** What the task requires **
Edit the items from the beginning through the line containing "series-lines [0, 45, 576, 341]", changing each "regime-band" to "shaded-band". Keep everything else in those lines the same.

[Items taken from a collection]
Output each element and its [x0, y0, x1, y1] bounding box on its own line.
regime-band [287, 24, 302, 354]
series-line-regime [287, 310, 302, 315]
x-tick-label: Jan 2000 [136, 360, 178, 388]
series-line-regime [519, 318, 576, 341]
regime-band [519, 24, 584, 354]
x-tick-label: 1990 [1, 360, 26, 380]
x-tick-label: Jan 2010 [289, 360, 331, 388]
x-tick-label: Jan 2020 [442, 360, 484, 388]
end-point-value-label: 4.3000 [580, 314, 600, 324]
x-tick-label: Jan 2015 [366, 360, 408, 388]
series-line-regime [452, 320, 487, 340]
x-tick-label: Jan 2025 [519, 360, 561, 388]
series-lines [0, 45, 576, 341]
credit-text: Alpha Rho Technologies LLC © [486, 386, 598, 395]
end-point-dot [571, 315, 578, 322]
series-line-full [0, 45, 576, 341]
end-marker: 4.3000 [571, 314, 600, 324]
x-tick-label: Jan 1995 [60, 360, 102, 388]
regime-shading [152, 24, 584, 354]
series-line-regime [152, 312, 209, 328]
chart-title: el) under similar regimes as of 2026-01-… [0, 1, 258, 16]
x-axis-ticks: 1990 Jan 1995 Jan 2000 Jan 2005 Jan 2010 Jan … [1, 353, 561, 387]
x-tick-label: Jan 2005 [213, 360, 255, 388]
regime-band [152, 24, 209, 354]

** Response **
Output each element and its [x0, y0, x1, y1] bounding box on its own line.
shaded-band [287, 24, 302, 354]
series-line-regime [287, 310, 302, 315]
x-tick-label: Jan 2000 [136, 360, 178, 388]
series-line-regime [519, 318, 576, 341]
shaded-band [519, 24, 584, 354]
x-tick-label: 1990 [1, 360, 26, 380]
x-tick-label: Jan 2010 [289, 360, 331, 388]
x-tick-label: Jan 2020 [442, 360, 484, 388]
end-point-value-label: 4.3000 [580, 314, 600, 324]
x-tick-label: Jan 2015 [366, 360, 408, 388]
series-line-regime [452, 320, 487, 340]
x-tick-label: Jan 2025 [519, 360, 561, 388]
series-lines [0, 45, 576, 341]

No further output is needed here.